-------- Provided information

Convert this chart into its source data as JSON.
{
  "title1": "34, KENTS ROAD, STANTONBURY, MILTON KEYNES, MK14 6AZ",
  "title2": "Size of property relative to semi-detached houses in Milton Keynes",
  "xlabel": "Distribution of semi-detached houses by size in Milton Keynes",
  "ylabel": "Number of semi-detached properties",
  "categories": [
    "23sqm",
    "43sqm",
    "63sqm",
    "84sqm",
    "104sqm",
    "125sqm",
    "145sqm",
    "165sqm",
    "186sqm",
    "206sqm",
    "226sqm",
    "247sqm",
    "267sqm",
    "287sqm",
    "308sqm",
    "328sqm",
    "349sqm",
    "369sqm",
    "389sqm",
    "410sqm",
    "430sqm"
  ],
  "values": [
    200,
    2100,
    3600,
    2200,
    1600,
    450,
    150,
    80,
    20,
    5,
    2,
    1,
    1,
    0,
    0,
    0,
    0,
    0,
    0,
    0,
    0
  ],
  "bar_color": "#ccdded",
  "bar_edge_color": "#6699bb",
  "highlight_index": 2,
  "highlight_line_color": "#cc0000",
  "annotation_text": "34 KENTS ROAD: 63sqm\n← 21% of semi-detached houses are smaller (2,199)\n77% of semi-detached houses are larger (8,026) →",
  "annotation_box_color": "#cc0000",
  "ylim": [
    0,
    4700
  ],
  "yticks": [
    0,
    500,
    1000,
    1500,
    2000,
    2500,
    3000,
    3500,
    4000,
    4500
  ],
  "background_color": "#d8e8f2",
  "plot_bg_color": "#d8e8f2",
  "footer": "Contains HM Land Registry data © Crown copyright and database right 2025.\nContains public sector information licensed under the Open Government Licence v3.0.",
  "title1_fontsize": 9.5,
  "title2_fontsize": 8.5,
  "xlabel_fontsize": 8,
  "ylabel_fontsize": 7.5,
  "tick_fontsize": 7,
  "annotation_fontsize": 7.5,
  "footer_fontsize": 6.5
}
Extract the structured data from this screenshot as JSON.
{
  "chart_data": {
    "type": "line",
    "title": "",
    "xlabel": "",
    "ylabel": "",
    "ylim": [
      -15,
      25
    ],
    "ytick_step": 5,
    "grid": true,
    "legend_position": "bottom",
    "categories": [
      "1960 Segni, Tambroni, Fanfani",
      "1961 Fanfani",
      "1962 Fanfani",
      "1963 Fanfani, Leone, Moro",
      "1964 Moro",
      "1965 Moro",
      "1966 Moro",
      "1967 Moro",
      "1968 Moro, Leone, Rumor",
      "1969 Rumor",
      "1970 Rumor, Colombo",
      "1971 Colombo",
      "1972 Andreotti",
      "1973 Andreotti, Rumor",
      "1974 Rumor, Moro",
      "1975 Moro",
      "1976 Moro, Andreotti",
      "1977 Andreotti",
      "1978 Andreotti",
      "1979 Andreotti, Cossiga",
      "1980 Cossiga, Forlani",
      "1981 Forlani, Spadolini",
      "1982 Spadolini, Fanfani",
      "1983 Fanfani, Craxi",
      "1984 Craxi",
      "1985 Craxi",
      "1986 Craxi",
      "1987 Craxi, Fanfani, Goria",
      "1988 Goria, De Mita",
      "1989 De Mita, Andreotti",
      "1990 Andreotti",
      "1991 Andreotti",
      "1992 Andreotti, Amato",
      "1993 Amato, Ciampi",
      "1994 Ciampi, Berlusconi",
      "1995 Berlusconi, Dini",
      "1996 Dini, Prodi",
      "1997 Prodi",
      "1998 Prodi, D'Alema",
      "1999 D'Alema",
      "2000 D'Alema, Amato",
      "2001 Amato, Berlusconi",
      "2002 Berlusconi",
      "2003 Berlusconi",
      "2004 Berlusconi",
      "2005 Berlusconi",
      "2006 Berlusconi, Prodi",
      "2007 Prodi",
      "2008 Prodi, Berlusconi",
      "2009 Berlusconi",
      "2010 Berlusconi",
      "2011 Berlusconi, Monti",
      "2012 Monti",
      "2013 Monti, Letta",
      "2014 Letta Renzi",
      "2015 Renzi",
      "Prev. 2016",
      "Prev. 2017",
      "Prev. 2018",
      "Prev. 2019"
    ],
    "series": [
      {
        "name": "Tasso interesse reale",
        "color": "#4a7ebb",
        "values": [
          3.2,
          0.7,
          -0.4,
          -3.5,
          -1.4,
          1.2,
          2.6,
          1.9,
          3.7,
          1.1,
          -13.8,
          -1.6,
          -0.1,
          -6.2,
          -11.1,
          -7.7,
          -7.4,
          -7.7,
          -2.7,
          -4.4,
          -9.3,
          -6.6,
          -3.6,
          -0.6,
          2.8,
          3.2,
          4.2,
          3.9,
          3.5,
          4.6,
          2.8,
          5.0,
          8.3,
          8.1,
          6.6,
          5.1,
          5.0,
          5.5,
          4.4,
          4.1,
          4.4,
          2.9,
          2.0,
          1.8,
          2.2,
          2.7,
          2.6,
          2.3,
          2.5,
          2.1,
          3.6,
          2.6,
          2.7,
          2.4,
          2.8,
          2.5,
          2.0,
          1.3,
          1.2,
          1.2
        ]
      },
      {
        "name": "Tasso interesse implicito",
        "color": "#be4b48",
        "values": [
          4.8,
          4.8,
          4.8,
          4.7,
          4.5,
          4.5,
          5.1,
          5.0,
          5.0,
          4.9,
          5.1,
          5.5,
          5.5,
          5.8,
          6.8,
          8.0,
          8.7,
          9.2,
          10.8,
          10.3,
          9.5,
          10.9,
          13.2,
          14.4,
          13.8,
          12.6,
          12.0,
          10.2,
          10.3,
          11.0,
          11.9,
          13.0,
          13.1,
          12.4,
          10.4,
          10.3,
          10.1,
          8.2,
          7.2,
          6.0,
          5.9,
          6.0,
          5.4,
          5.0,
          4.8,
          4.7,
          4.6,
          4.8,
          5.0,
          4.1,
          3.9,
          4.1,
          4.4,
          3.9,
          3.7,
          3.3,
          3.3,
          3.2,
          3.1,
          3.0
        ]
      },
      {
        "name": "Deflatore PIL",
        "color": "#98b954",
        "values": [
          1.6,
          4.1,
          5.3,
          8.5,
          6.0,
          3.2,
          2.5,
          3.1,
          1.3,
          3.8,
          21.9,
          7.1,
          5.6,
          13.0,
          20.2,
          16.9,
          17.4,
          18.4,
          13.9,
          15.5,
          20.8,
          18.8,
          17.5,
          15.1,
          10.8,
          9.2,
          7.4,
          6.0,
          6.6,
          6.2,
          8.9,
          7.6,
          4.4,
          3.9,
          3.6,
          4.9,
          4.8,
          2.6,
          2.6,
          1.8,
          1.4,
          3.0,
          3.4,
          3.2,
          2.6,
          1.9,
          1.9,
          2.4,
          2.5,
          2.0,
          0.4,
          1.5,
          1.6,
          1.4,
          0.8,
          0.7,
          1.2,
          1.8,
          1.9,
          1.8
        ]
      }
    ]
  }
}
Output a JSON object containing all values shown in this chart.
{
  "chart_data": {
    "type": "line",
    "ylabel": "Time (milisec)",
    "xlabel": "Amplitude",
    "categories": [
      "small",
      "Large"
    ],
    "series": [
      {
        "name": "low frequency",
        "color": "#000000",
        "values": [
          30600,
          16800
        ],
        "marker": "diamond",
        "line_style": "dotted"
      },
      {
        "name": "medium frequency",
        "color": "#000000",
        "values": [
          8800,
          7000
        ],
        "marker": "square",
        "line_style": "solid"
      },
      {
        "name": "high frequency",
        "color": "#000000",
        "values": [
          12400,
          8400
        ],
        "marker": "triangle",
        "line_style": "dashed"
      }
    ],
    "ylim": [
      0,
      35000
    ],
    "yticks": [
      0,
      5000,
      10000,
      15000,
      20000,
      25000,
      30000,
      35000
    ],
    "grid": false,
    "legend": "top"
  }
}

----------------

To do »
Look for the word "Ciampi" in every line of the listing and copy the lines that have it.

Response to the exercise »
      "1993 Amato, Ciampi",
      "1994 Ciampi, Berlusconi",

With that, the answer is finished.